## Task to complete:
Copy every line of the data exactly, leaving nothing out.
[BEGIN Given data]
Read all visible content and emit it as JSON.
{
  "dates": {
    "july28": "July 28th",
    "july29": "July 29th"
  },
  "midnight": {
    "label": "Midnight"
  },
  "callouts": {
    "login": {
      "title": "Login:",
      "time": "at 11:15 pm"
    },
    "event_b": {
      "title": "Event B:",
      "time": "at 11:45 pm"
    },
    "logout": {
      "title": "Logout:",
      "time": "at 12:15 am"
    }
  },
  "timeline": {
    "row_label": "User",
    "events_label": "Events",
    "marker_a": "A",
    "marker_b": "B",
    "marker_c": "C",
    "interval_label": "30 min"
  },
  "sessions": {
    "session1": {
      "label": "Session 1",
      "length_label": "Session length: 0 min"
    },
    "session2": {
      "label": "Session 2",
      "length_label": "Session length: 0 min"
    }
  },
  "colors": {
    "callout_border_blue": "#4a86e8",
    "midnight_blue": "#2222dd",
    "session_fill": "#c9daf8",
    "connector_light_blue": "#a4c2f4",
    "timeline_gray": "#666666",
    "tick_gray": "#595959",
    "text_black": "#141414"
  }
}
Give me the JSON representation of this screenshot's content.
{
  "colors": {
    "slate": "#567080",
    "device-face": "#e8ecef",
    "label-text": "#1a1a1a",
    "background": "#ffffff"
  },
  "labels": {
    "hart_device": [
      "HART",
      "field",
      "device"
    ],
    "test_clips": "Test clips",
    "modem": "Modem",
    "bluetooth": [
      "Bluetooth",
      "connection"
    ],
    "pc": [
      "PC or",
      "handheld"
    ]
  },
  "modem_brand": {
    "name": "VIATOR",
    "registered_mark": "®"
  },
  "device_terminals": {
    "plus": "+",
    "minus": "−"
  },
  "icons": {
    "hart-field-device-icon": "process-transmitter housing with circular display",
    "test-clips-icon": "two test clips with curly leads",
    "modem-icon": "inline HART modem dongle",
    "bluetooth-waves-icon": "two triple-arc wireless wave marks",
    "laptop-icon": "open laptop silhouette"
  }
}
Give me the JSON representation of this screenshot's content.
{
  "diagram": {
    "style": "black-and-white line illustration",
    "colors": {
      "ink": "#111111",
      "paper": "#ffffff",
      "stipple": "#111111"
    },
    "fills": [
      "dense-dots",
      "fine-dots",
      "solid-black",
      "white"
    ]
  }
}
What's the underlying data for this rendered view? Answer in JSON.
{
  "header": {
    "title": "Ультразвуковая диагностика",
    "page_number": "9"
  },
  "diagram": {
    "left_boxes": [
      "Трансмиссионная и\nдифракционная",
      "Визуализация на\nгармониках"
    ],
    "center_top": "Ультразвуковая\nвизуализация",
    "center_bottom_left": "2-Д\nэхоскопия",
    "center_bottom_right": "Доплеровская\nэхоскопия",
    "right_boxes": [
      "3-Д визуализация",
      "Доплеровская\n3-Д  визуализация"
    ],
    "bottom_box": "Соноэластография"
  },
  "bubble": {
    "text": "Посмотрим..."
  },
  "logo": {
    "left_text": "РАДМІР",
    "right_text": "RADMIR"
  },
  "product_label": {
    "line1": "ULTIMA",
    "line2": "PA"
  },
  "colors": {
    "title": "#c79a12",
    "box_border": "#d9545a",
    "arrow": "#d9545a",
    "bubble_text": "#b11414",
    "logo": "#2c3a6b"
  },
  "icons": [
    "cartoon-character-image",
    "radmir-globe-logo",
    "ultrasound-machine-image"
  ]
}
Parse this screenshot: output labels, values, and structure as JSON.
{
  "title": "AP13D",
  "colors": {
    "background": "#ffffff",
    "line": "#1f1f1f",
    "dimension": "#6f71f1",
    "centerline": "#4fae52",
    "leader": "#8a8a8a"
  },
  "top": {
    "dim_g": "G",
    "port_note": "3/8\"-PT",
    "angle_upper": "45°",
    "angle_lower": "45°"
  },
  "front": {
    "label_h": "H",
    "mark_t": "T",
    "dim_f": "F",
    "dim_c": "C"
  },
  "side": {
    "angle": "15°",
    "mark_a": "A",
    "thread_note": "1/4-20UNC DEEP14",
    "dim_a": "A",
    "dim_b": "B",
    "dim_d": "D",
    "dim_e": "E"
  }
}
[END Given data]
## Result below:
Read all visible content and emit it as JSON.
{
  "dates": {
    "july28": "July 28th",
    "july29": "July 29th"
  },
  "midnight": {
    "label": "Midnight"
  },
  "callouts": {
    "login": {
      "title": "Login:",
      "time": "at 11:15 pm"
    },
    "event_b": {
      "title": "Event B:",
      "time": "at 11:45 pm"
    },
    "logout": {
      "title": "Logout:",
      "time": "at 12:15 am"
    }
  },
  "timeline": {
    "row_label": "User",
    "events_label": "Events",
    "marker_a": "A",
    "marker_b": "B",
    "marker_c": "C",
    "interval_label": "30 min"
  },
  "sessions": {
    "session1": {
      "label": "Session 1",
      "length_label": "Session length: 0 min"
    },
    "session2": {
      "label": "Session 2",
      "length_label": "Session length: 0 min"
    }
  },
  "colors": {
    "callout_border_blue": "#4a86e8",
    "midnight_blue": "#2222dd",
    "session_fill": "#c9daf8",
    "connector_light_blue": "#a4c2f4",
    "timeline_gray": "#666666",
    "tick_gray": "#595959",
    "text_black": "#141414"
  }
}
Give me the JSON representation of this screenshot's content.
{
  "colors": {
    "slate": "#567080",
    "device-face": "#e8ecef",
    "label-text": "#1a1a1a",
    "background": "#ffffff"
  },
  "labels": {
    "hart_device": [
      "HART",
      "field",
      "device"
    ],
    "test_clips": "Test clips",
    "modem": "Modem",
    "bluetooth": [
      "Bluetooth",
      "connection"
    ],
    "pc": [
      "PC or",
      "handheld"
    ]
  },
  "modem_brand": {
    "name": "VIATOR",
    "registered_mark": "®"
  },
  "device_terminals": {
    "plus": "+",
    "minus": "−"
  },
  "icons": {
    "hart-field-device-icon": "process-transmitter housing with circular display",
    "test-clips-icon": "two test clips with curly leads",
    "modem-icon": "inline HART modem dongle",
    "bluetooth-waves-icon": "two triple-arc wireless wave marks",
    "laptop-icon": "open laptop silhouette"
  }
}
Give me the JSON representation of this screenshot's content.
{
  "diagram": {
    "style": "black-and-white line illustration",
    "colors": {
      "ink": "#111111",
      "paper": "#ffffff",
      "stipple": "#111111"
    },
    "fills": [
      "dense-dots",
      "fine-dots",
      "solid-black",
      "white"
    ]
  }
}
What's the underlying data for this rendered view? Answer in JSON.
{
  "header": {
    "title": "Ультразвуковая диагностика",
    "page_number": "9"
  },
  "diagram": {
    "left_boxes": [
      "Трансмиссионная и\nдифракционная",
      "Визуализация на\nгармониках"
    ],
    "center_top": "Ультразвуковая\nвизуализация",
    "center_bottom_left": "2-Д\nэхоскопия",
    "center_bottom_right": "Доплеровская\nэхоскопия",
    "right_boxes": [
      "3-Д визуализация",
      "Доплеровская\n3-Д  визуализация"
    ],
    "bottom_box": "Соноэластография"
  },
  "bubble": {
    "text": "Посмотрим..."
  },
  "logo": {
    "left_text": "РАДМІР",
    "right_text": "RADMIR"
  },
  "product_label": {
    "line1": "ULTIMA",
    "line2": "PA"
  },
  "colors": {
    "title": "#c79a12",
    "box_border": "#d9545a",
    "arrow": "#d9545a",
    "bubble_text": "#b11414",
    "logo": "#2c3a6b"
  },
  "icons": [
    "cartoon-character-image",
    "radmir-globe-logo",
    "ultrasound-machine-image"
  ]
}
Parse this screenshot: output labels, values, and structure as JSON.
{
  "title": "AP13D",
  "colors": {
    "background": "#ffffff",
    "line": "#1f1f1f",
    "dimension": "#6f71f1",
    "centerline": "#4fae52",
    "leader": "#8a8a8a"
  },
  "top": {
    "dim_g": "G",
    "port_note": "3/8\"-PT",
    "angle_upper": "45°",
    "angle_lower": "45°"
  },
  "front": {
    "label_h": "H",
    "mark_t": "T",
    "dim_f": "F",
    "dim_c": "C"
  },
  "side": {
    "angle": "15°",
    "mark_a": "A",
    "thread_note": "1/4-20UNC DEEP14",
    "dim_a": "A",
    "dim_b": "B",
    "dim_d": "D",
    "dim_e": "E"
  }
}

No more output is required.